** Begin Available records **

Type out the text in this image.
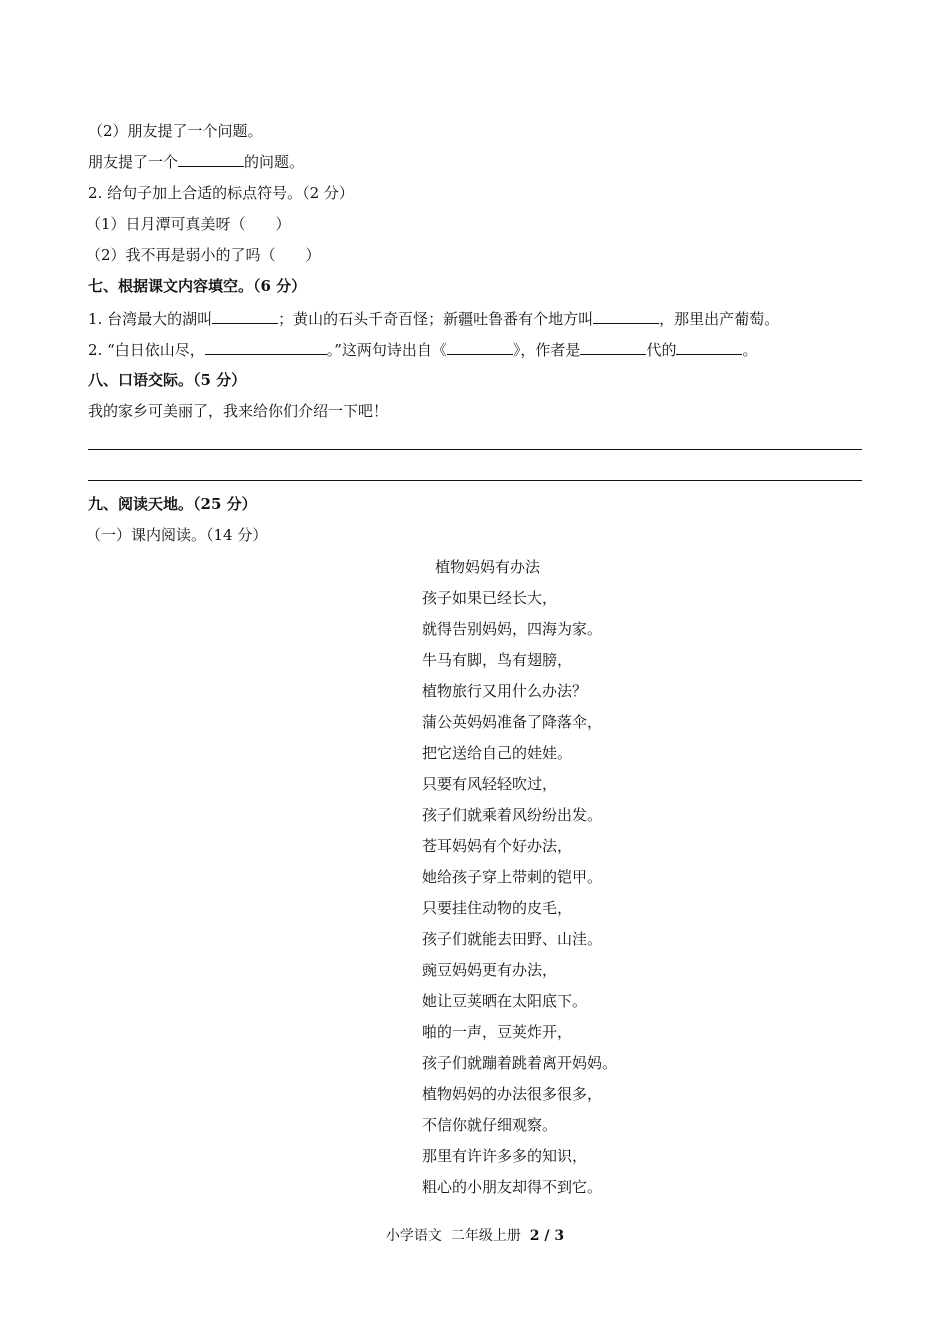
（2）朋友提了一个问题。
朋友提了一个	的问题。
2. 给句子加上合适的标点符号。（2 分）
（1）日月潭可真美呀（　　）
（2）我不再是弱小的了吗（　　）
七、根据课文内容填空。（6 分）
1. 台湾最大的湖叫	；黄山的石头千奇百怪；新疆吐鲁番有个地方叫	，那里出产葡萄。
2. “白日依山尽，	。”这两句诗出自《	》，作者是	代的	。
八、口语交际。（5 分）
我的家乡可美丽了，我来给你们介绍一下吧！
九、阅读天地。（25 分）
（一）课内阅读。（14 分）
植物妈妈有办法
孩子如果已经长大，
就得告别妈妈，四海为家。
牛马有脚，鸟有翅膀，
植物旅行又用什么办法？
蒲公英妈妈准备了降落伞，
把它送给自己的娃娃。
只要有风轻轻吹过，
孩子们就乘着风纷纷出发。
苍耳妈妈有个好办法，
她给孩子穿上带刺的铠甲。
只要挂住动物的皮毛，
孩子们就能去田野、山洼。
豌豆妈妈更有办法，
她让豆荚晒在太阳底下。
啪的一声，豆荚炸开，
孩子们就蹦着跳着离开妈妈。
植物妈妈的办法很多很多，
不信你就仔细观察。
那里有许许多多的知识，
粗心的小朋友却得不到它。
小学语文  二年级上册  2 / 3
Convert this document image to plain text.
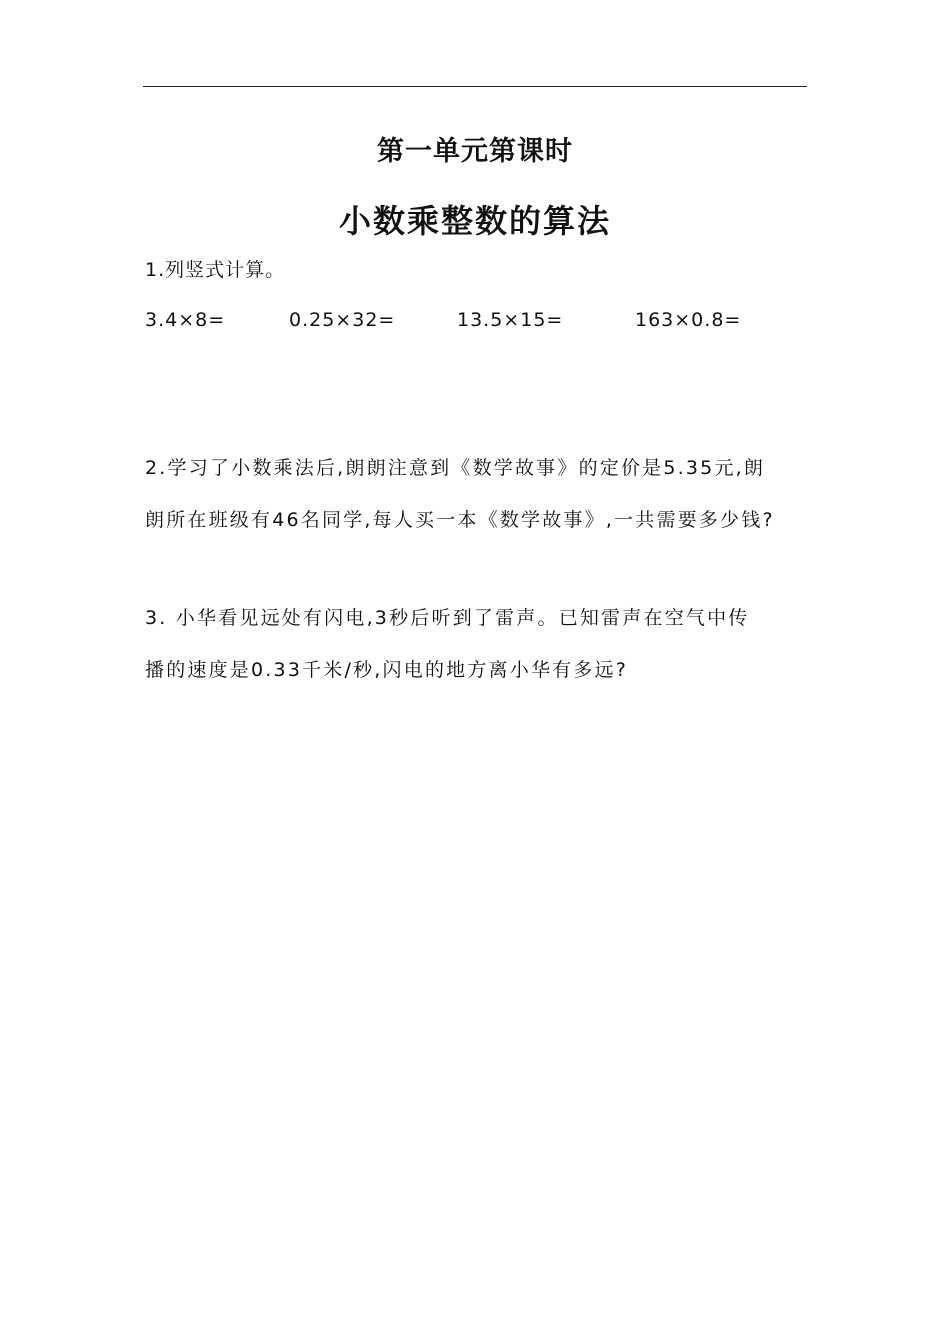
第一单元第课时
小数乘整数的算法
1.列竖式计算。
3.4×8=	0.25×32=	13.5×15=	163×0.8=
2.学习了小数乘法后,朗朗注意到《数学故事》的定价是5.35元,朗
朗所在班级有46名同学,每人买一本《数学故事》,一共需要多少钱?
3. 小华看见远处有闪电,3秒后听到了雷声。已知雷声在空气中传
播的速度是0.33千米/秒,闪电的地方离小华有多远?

** End Available records **

◆ Task brief
Retype each record exactly as it stands, but do not include the pictures.

◆ Worked answer
Type out the text in this image.
（2）朋友提了一个问题。
朋友提了一个	的问题。
2. 给句子加上合适的标点符号。（2 分）
（1）日月潭可真美呀（　　）
（2）我不再是弱小的了吗（　　）
七、根据课文内容填空。（6 分）
1. 台湾最大的湖叫	；黄山的石头千奇百怪；新疆吐鲁番有个地方叫	，那里出产葡萄。
2. “白日依山尽，	。”这两句诗出自《	》，作者是	代的	。
八、口语交际。（5 分）
我的家乡可美丽了，我来给你们介绍一下吧！
九、阅读天地。（25 分）
（一）课内阅读。（14 分）
植物妈妈有办法
孩子如果已经长大，
就得告别妈妈，四海为家。
牛马有脚，鸟有翅膀，
植物旅行又用什么办法？
蒲公英妈妈准备了降落伞，
把它送给自己的娃娃。
只要有风轻轻吹过，
孩子们就乘着风纷纷出发。
苍耳妈妈有个好办法，
她给孩子穿上带刺的铠甲。
只要挂住动物的皮毛，
孩子们就能去田野、山洼。
豌豆妈妈更有办法，
她让豆荚晒在太阳底下。
啪的一声，豆荚炸开，
孩子们就蹦着跳着离开妈妈。
植物妈妈的办法很多很多，
不信你就仔细观察。
那里有许许多多的知识，
粗心的小朋友却得不到它。
小学语文  二年级上册  2 / 3
Convert this document image to plain text.
第一单元第课时
小数乘整数的算法
1.列竖式计算。
3.4×8=	0.25×32=	13.5×15=	163×0.8=
2.学习了小数乘法后,朗朗注意到《数学故事》的定价是5.35元,朗
朗所在班级有46名同学,每人买一本《数学故事》,一共需要多少钱?
3. 小华看见远处有闪电,3秒后听到了雷声。已知雷声在空气中传
播的速度是0.33千米/秒,闪电的地方离小华有多远?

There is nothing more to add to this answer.